Work instructions: Find the string "source" in the listing and report every line that has it.

The records:
BEGIN

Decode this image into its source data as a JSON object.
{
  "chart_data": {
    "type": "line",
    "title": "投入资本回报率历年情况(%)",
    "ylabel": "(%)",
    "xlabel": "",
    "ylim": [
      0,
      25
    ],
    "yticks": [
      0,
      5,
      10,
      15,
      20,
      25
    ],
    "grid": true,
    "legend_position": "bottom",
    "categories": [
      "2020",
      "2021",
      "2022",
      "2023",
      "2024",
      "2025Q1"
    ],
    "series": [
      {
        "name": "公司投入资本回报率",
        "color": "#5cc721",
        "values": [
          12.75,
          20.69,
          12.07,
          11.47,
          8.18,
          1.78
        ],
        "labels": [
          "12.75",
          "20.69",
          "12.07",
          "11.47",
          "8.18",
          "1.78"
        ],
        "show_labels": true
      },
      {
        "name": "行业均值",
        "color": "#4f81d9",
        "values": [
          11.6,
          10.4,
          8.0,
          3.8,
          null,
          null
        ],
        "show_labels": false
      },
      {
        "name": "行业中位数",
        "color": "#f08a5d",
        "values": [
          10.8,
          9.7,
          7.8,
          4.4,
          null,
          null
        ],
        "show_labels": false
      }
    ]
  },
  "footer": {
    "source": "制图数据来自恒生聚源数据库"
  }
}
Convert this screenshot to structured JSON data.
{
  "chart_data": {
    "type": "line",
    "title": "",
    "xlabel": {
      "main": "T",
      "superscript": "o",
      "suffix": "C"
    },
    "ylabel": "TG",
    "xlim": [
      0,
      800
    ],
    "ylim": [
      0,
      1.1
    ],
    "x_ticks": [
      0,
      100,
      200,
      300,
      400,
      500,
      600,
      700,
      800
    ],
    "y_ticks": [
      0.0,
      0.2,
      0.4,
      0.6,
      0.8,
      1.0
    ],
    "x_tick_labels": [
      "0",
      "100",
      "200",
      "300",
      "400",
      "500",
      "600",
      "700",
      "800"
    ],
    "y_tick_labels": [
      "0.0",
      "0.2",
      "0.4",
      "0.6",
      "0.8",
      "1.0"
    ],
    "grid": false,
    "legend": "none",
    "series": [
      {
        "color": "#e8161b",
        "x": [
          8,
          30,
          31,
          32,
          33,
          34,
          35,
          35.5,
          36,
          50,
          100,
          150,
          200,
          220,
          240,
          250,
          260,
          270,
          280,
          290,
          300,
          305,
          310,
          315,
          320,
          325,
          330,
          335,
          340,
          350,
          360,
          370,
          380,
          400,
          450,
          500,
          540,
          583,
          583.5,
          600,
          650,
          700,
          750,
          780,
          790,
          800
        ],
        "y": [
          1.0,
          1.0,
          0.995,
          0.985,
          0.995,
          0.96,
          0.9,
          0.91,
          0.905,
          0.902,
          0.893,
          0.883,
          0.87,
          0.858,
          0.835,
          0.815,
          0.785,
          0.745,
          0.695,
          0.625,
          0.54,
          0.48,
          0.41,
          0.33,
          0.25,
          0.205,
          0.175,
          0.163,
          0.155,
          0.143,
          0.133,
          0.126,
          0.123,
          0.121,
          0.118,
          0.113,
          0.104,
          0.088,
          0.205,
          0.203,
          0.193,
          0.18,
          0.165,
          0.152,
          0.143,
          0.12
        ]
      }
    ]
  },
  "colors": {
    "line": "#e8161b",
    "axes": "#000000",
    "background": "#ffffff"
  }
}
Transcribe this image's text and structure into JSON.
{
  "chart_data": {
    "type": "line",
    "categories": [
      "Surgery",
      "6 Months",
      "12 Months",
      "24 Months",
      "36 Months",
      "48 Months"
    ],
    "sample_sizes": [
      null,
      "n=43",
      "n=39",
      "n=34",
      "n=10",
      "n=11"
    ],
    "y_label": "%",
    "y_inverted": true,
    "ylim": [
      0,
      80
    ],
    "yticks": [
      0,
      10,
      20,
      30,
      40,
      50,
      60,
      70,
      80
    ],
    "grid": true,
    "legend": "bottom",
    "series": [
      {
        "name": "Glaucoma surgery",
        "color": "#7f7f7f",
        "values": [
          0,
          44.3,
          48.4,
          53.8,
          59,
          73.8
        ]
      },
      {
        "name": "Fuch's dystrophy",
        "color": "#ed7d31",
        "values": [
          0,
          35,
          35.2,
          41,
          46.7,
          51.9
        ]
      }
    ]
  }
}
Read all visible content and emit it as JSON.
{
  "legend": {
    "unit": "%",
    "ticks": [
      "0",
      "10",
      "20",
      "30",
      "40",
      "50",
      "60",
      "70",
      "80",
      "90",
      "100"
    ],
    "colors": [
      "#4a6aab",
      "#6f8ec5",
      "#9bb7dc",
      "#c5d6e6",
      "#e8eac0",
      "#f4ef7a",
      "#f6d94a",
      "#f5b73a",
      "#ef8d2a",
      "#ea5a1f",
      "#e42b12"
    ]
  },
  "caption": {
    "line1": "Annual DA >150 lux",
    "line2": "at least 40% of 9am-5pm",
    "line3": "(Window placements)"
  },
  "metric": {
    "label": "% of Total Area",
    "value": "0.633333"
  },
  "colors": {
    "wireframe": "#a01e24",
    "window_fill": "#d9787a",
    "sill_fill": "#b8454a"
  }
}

END

Solution to this problem:
Decode this image into its source data as a JSON object.
    "source": "制图数据来自恒生聚源数据库"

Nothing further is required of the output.